-- BEGIN DATA EXCERPTS --

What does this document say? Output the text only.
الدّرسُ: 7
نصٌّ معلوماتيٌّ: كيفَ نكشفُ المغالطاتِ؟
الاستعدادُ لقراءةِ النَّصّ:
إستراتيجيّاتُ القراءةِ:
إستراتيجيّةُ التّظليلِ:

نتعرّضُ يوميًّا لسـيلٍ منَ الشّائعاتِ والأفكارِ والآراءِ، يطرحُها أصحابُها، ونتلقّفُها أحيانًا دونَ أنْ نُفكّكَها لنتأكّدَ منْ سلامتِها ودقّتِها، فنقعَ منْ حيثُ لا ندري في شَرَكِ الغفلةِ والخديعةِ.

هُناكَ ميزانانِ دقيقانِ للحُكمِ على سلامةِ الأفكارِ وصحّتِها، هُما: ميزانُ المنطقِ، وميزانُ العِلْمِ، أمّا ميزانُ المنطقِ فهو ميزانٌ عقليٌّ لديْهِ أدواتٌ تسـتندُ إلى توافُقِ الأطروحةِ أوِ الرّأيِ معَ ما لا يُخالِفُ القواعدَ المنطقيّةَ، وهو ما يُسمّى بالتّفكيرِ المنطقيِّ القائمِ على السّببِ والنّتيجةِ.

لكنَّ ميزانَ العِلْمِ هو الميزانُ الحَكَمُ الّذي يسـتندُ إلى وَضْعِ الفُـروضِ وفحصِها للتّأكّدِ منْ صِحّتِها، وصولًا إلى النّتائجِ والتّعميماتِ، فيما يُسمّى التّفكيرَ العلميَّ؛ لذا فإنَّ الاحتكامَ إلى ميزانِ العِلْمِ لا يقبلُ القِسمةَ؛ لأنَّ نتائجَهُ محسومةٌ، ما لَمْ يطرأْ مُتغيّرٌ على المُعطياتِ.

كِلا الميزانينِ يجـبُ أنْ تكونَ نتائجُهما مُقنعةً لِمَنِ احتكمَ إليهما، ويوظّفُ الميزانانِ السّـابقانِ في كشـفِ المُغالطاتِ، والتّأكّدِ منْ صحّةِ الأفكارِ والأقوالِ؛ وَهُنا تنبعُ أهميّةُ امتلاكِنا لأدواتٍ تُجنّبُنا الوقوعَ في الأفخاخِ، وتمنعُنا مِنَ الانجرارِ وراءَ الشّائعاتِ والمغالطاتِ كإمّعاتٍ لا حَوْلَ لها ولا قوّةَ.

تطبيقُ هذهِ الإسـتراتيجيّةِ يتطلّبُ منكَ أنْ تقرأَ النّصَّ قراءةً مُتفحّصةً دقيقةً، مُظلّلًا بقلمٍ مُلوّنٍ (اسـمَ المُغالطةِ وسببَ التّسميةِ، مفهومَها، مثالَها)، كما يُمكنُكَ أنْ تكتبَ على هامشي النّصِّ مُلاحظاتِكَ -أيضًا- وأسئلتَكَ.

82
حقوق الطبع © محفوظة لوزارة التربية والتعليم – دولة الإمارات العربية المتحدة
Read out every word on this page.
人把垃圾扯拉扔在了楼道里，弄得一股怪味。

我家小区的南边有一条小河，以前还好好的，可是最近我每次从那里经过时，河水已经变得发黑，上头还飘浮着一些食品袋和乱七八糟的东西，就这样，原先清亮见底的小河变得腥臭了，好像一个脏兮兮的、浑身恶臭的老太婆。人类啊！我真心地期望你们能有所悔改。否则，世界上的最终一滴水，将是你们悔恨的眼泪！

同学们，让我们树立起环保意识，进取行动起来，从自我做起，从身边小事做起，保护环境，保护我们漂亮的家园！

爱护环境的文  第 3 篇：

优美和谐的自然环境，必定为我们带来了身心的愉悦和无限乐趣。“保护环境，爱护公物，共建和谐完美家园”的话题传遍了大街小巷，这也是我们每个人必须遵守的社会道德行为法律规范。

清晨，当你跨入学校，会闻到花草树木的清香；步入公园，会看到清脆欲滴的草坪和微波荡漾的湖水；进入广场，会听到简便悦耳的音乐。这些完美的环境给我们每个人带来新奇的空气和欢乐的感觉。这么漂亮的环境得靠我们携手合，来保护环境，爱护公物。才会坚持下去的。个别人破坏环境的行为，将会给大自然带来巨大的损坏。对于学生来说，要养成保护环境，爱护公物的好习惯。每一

-- END DATA EXCERPTS --

• AIM OF THE TASK: Among the lines of the listing, how many hold the string "فكير"? Respond with only the number.

• TASK RESPONSE: 2